# Start of LISTED RECORDS
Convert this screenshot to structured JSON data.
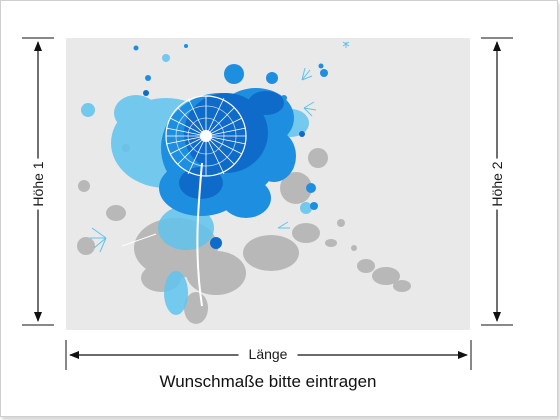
{
  "dimensions": {
    "height_left_label": "Höhe 1",
    "height_right_label": "Höhe 2",
    "length_label": "Länge"
  },
  "caption": "Wunschmaße bitte eintragen",
  "artwork": {
    "subject": "dandelion-ink-splash",
    "colors": {
      "background": "#e9e9e9",
      "blue_dark": "#0f6bc9",
      "blue_mid": "#1e8fe0",
      "blue_light": "#5fc3ee",
      "grey_splash": "#9a9a9a",
      "dandelion": "#ffffff"
    }
  },
  "line_color": "#111111"
}
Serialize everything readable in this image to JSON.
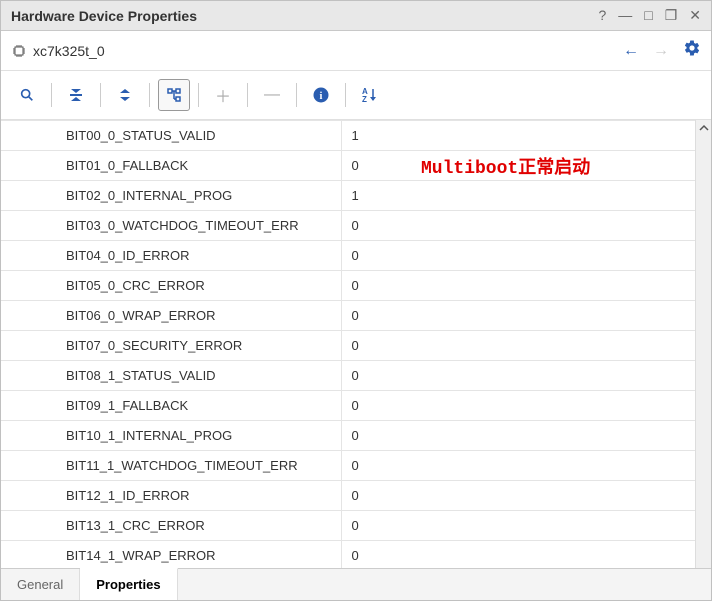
# End of LISTED RECORDS
**DESCRIPTION OF THE TASK:** Make an exact copy of all entries above, dropping the images.

**COMPLETED EXERCISE:**
Convert this screenshot to structured JSON data.
{
  "dimensions": {
    "height_left_label": "Höhe 1",
    "height_right_label": "Höhe 2",
    "length_label": "Länge"
  },
  "caption": "Wunschmaße bitte eintragen",
  "artwork": {
    "subject": "dandelion-ink-splash",
    "colors": {
      "background": "#e9e9e9",
      "blue_dark": "#0f6bc9",
      "blue_mid": "#1e8fe0",
      "blue_light": "#5fc3ee",
      "grey_splash": "#9a9a9a",
      "dandelion": "#ffffff"
    }
  },
  "line_color": "#111111"
}
Serialize everything readable in this image to JSON.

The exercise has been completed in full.